— Begin Available data —

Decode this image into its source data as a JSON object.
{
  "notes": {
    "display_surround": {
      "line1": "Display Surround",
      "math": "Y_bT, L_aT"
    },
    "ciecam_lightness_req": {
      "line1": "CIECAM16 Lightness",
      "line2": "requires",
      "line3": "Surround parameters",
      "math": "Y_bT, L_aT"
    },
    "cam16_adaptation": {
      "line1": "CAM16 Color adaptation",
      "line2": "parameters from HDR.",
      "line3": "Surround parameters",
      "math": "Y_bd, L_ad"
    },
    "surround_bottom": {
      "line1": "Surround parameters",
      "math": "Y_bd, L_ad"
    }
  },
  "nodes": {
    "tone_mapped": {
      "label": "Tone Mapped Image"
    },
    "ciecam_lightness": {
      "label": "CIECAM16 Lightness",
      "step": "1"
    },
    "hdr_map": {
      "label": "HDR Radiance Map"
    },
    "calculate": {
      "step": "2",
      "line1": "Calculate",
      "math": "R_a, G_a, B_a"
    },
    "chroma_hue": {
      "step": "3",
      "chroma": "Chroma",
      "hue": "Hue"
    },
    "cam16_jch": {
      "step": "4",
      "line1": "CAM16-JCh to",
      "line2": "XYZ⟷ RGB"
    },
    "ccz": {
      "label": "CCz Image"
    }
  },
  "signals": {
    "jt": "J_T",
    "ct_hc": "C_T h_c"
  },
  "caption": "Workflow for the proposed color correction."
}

— End Available data —

> [Problem description]: Restate each record exactly as written.

> [Worked solution]:
Decode this image into its source data as a JSON object.
{
  "notes": {
    "display_surround": {
      "line1": "Display Surround",
      "math": "Y_bT, L_aT"
    },
    "ciecam_lightness_req": {
      "line1": "CIECAM16 Lightness",
      "line2": "requires",
      "line3": "Surround parameters",
      "math": "Y_bT, L_aT"
    },
    "cam16_adaptation": {
      "line1": "CAM16 Color adaptation",
      "line2": "parameters from HDR.",
      "line3": "Surround parameters",
      "math": "Y_bd, L_ad"
    },
    "surround_bottom": {
      "line1": "Surround parameters",
      "math": "Y_bd, L_ad"
    }
  },
  "nodes": {
    "tone_mapped": {
      "label": "Tone Mapped Image"
    },
    "ciecam_lightness": {
      "label": "CIECAM16 Lightness",
      "step": "1"
    },
    "hdr_map": {
      "label": "HDR Radiance Map"
    },
    "calculate": {
      "step": "2",
      "line1": "Calculate",
      "math": "R_a, G_a, B_a"
    },
    "chroma_hue": {
      "step": "3",
      "chroma": "Chroma",
      "hue": "Hue"
    },
    "cam16_jch": {
      "step": "4",
      "line1": "CAM16-JCh to",
      "line2": "XYZ⟷ RGB"
    },
    "ccz": {
      "label": "CCz Image"
    }
  },
  "signals": {
    "jt": "J_T",
    "ct_hc": "C_T h_c"
  },
  "caption": "Workflow for the proposed color correction."
}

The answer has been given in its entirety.